### PROVIDED MATERIAL:
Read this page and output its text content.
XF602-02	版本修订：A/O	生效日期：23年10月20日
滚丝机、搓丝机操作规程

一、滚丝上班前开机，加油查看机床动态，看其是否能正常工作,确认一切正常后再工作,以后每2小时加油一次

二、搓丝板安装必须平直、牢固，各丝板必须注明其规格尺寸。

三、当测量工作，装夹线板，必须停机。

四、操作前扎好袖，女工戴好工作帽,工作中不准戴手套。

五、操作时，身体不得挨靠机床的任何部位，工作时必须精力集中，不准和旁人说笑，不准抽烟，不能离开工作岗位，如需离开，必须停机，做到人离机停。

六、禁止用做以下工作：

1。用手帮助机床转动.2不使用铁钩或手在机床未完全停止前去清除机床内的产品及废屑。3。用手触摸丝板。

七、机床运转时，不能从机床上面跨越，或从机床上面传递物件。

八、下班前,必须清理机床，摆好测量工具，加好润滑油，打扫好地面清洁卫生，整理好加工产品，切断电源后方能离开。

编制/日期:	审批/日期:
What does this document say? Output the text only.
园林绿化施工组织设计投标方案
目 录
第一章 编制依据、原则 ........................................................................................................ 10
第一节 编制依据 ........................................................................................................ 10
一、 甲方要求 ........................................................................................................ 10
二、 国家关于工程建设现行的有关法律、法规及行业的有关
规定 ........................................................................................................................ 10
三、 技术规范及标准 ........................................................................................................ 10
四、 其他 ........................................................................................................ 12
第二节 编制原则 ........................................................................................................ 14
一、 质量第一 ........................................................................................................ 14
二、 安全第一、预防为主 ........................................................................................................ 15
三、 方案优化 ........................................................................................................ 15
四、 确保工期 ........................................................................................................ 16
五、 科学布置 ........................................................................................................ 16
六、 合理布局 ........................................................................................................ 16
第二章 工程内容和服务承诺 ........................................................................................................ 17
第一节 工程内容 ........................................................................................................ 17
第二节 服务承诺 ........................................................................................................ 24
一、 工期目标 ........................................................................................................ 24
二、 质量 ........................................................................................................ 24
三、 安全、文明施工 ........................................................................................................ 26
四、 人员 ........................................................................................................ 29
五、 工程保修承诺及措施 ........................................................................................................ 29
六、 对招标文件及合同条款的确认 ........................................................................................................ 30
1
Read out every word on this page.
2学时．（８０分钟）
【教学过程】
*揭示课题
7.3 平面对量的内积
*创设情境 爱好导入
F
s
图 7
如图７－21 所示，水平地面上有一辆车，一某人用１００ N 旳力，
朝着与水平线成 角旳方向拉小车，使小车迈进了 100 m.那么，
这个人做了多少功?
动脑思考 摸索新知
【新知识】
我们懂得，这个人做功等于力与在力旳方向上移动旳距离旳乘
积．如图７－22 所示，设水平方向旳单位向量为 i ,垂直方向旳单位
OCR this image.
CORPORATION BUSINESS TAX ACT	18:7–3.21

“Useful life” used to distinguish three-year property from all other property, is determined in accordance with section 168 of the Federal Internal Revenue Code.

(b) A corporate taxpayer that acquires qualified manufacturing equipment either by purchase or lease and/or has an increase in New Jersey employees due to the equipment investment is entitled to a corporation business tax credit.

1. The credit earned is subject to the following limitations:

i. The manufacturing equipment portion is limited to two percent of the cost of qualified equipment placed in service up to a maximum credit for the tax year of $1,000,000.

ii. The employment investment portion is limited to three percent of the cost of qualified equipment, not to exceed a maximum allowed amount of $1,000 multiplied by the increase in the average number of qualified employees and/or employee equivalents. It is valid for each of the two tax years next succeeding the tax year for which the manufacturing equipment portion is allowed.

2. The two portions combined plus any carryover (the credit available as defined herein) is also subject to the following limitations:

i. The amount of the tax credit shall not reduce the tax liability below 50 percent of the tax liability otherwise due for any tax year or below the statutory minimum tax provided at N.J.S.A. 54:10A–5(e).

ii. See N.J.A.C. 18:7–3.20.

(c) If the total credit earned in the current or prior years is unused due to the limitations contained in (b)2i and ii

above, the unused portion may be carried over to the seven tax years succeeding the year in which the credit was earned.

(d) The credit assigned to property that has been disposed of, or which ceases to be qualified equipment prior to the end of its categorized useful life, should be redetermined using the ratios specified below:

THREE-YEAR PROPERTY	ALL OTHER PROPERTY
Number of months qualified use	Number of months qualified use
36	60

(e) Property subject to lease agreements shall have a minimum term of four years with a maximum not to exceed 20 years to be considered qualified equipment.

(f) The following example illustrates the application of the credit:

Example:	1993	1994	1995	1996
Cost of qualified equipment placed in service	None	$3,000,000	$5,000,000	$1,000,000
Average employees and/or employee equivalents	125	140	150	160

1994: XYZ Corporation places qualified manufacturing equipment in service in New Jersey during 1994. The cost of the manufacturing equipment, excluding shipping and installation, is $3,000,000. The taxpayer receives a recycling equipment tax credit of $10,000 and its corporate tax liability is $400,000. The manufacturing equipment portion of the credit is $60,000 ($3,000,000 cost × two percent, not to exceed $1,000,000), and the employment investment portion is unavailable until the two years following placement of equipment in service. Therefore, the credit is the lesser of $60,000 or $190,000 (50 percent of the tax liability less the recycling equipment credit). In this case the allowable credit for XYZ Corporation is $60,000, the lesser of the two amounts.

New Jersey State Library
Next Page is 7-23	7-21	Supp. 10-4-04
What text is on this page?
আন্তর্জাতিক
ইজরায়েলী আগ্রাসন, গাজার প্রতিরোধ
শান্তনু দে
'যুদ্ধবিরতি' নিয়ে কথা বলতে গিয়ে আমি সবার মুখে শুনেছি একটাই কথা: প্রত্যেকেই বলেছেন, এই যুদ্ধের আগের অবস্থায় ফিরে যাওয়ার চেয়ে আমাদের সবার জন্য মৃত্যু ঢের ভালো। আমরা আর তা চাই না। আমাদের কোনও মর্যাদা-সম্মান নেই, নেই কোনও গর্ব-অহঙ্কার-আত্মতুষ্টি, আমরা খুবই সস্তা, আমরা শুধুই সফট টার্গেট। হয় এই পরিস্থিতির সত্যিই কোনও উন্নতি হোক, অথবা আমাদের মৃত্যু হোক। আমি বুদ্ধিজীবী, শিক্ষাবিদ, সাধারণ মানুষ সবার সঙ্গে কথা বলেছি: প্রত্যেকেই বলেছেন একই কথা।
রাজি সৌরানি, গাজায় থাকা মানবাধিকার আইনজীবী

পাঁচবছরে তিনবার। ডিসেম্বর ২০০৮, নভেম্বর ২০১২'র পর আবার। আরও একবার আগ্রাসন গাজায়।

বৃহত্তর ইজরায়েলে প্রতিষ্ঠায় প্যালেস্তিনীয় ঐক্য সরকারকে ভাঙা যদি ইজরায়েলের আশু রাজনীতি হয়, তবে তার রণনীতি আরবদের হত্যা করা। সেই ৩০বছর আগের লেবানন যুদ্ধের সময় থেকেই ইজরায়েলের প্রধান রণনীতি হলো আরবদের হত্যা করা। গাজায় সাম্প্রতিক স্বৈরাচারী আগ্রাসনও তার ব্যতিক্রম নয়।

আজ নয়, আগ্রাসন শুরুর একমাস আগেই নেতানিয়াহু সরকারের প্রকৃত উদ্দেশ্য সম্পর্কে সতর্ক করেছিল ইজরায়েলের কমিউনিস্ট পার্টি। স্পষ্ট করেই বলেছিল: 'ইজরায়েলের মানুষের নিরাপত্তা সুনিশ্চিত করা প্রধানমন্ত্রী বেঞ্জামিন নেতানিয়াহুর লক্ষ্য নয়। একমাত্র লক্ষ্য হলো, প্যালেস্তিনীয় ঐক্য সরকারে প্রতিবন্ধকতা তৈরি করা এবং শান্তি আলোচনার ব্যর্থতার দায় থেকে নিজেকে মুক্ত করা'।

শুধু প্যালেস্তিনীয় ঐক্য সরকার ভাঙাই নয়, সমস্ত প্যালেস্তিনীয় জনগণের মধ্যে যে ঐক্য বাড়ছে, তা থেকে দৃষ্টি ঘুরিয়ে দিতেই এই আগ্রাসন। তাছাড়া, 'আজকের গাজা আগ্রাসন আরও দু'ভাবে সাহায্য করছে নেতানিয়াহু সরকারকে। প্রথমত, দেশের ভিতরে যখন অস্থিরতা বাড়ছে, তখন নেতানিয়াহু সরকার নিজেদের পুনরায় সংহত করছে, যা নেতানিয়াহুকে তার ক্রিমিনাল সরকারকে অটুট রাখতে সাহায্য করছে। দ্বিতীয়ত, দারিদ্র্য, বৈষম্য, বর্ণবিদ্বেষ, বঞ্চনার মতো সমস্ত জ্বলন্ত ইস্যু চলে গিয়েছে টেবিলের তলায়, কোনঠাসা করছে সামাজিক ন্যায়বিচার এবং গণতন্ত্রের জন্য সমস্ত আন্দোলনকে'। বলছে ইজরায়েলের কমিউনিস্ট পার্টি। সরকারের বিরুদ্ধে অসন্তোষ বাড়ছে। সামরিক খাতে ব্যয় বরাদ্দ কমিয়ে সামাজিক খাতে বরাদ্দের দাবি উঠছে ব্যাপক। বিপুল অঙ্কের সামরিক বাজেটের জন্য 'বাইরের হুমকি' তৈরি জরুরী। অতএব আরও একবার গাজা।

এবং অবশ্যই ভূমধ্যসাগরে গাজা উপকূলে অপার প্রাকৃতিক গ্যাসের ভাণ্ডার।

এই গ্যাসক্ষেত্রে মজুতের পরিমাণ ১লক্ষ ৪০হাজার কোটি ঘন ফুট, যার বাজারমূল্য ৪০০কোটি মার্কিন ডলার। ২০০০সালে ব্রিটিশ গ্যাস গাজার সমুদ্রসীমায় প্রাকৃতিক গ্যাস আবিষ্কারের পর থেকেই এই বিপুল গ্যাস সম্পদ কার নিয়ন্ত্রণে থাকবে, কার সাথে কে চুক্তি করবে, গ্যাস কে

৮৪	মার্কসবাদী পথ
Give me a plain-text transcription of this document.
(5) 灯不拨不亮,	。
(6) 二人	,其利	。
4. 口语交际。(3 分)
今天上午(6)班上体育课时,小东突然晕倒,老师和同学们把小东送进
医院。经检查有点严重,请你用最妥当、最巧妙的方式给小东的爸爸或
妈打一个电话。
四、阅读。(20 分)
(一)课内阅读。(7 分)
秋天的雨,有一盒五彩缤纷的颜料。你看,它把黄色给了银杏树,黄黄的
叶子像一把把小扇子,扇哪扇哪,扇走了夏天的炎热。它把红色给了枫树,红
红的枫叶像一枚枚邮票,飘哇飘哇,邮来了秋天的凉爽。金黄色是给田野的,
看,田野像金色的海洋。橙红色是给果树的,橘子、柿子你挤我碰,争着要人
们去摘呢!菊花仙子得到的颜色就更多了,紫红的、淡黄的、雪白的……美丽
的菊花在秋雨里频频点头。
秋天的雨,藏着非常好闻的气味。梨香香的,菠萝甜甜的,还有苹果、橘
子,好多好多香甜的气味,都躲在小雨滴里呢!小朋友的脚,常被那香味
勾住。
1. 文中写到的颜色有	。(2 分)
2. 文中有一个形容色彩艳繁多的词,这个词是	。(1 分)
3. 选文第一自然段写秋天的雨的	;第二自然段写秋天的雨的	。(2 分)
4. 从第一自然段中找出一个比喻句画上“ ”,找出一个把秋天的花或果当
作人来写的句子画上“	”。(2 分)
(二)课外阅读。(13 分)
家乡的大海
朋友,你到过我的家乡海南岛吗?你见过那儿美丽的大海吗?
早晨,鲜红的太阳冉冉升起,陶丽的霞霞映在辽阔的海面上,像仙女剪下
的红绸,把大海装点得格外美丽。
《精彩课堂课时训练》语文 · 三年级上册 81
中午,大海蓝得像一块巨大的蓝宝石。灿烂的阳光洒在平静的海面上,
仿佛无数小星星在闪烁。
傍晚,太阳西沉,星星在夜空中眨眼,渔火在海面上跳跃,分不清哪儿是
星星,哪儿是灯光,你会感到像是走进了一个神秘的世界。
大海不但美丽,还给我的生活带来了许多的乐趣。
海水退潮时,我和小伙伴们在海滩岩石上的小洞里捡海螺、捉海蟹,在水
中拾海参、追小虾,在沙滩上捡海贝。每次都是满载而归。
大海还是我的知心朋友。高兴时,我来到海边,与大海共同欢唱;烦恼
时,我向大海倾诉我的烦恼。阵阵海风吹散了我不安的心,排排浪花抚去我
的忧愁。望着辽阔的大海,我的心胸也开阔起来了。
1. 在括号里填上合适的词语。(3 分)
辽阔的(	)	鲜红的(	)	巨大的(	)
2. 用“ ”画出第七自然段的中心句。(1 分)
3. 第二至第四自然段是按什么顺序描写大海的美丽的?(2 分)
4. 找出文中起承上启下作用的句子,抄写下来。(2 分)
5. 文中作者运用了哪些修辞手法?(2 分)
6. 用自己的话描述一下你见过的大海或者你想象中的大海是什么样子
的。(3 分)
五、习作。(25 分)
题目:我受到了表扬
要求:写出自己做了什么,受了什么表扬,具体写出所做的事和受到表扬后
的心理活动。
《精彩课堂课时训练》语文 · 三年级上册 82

### YOUR TASK:
Select and copy each line from the data that includes the word "subject".

### ANSWER TO THE EXERCISE:
1. The credit earned is subject to the following limitations:
2. The two portions combined plus any carryover (the credit available as defined herein) is also subject to the following limitations:
(e) Property subject to lease agreements shall have a minimum term of four years with a maximum not to exceed 20 years to be considered qualified equipment.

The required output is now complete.